→ AVAILABLE RECORDS

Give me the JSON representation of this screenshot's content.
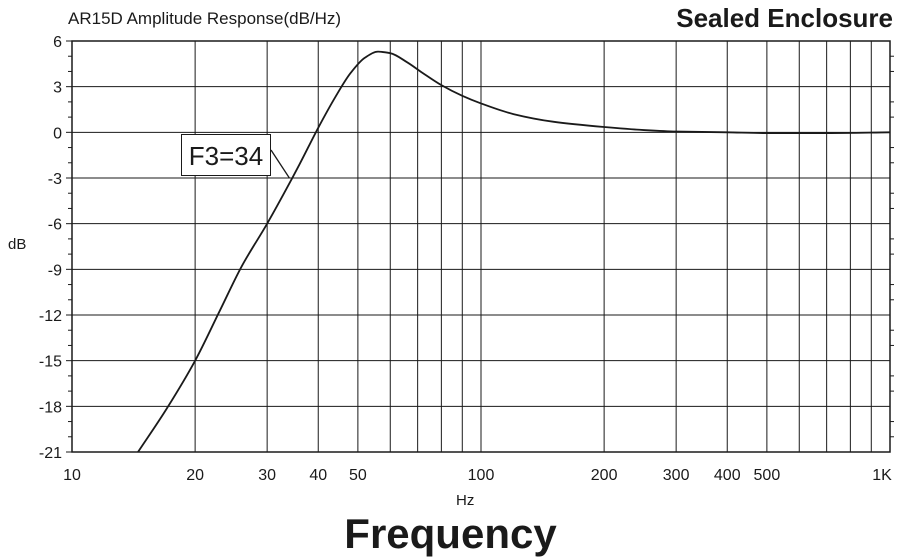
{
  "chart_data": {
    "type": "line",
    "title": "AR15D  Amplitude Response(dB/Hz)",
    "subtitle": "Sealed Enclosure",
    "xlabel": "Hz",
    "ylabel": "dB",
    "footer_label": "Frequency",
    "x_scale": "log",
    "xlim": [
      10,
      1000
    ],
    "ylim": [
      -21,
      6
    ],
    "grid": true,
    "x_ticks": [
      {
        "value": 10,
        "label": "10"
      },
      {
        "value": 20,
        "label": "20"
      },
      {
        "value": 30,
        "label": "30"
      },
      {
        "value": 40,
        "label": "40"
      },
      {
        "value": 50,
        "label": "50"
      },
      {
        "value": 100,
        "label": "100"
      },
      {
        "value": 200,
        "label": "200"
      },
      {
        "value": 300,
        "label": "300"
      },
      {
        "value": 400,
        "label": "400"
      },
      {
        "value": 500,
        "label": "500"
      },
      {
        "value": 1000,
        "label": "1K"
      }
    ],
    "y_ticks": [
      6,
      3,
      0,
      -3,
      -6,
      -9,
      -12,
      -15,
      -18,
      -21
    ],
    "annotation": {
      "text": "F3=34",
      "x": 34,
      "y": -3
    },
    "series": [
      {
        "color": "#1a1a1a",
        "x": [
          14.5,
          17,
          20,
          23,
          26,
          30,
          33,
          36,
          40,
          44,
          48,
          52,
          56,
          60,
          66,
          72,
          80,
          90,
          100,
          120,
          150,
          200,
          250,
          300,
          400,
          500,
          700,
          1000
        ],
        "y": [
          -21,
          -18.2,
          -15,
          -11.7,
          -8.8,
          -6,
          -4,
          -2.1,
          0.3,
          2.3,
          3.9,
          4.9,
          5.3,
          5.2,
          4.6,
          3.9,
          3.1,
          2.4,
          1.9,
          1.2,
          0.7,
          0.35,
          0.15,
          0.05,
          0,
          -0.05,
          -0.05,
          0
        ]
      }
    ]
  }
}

→ PROBLEM DESCRIPTION
Work out how many lines in the records above hold the string "value", then give only that count.

→ RESPONSE TO THIS EXERCISE
11